● TASK TO COMPLETE
Leave out the pictures and transcribe everything else exactly.

--- start ---

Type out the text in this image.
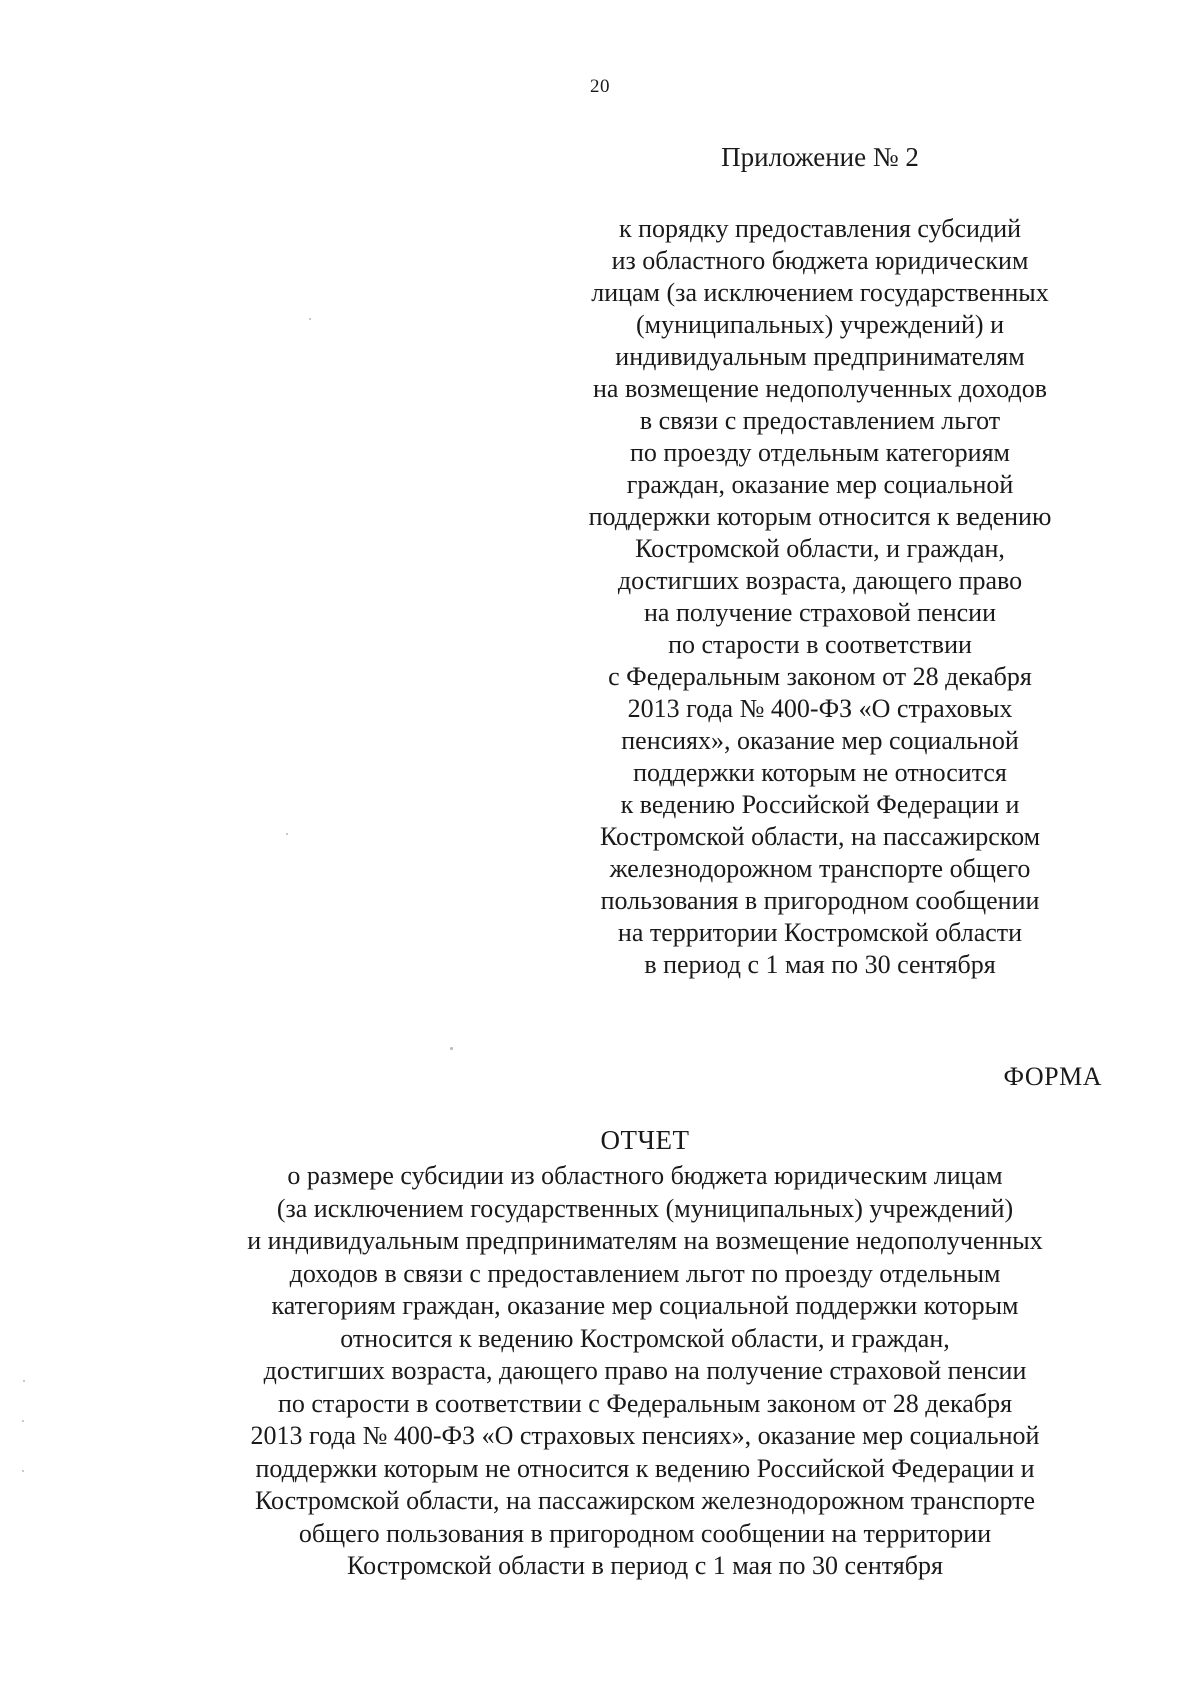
20
Приложение № 2
к порядку предоставления субсидий
из областного бюджета юридическим
лицам (за исключением государственных
(муниципальных) учреждений) и
индивидуальным предпринимателям
на возмещение недополученных доходов
в связи с предоставлением льгот
по проезду отдельным категориям
граждан, оказание мер социальной
поддержки которым относится к ведению
Костромской области, и граждан,
достигших возраста, дающего право
на получение страховой пенсии
по старости в соответствии
с Федеральным законом от 28 декабря
2013 года № 400-ФЗ «О страховых
пенсиях», оказание мер социальной
поддержки которым не относится
к ведению Российской Федерации и
Костромской области, на пассажирском
железнодорожном транспорте общего
пользования в пригородном сообщении
на территории Костромской области
в период с 1 мая по 30 сентября
ФОРМА
ОТЧЕТ
о размере субсидии из областного бюджета юридическим лицам
(за исключением государственных (муниципальных) учреждений)
и индивидуальным предпринимателям на возмещение недополученных
доходов в связи с предоставлением льгот по проезду отдельным
категориям граждан, оказание мер социальной поддержки которым
относится к ведению Костромской области, и граждан,
достигших возраста, дающего право на получение страховой пенсии
по старости в соответствии с Федеральным законом от 28 декабря
2013 года № 400-ФЗ «О страховых пенсиях», оказание мер социальной
поддержки которым не относится к ведению Российской Федерации и
Костромской области, на пассажирском железнодорожном транспорте
общего пользования в пригородном сообщении на территории
Костромской области в период с 1 мая по 30 сентября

--- end ---

● SOLUTION TO THIS TASK
Type out the text in this image.
20
Приложение № 2
к порядку предоставления субсидий
из областного бюджета юридическим
лицам (за исключением государственных
(муниципальных) учреждений) и
индивидуальным предпринимателям
на возмещение недополученных доходов
в связи с предоставлением льгот
по проезду отдельным категориям
граждан, оказание мер социальной
поддержки которым относится к ведению
Костромской области, и граждан,
достигших возраста, дающего право
на получение страховой пенсии
по старости в соответствии
с Федеральным законом от 28 декабря
2013 года № 400-ФЗ «О страховых
пенсиях», оказание мер социальной
поддержки которым не относится
к ведению Российской Федерации и
Костромской области, на пассажирском
железнодорожном транспорте общего
пользования в пригородном сообщении
на территории Костромской области
в период с 1 мая по 30 сентября
ФОРМА
ОТЧЕТ
о размере субсидии из областного бюджета юридическим лицам
(за исключением государственных (муниципальных) учреждений)
и индивидуальным предпринимателям на возмещение недополученных
доходов в связи с предоставлением льгот по проезду отдельным
категориям граждан, оказание мер социальной поддержки которым
относится к ведению Костромской области, и граждан,
достигших возраста, дающего право на получение страховой пенсии
по старости в соответствии с Федеральным законом от 28 декабря
2013 года № 400-ФЗ «О страховых пенсиях», оказание мер социальной
поддержки которым не относится к ведению Российской Федерации и
Костромской области, на пассажирском железнодорожном транспорте
общего пользования в пригородном сообщении на территории
Костромской области в период с 1 мая по 30 сентября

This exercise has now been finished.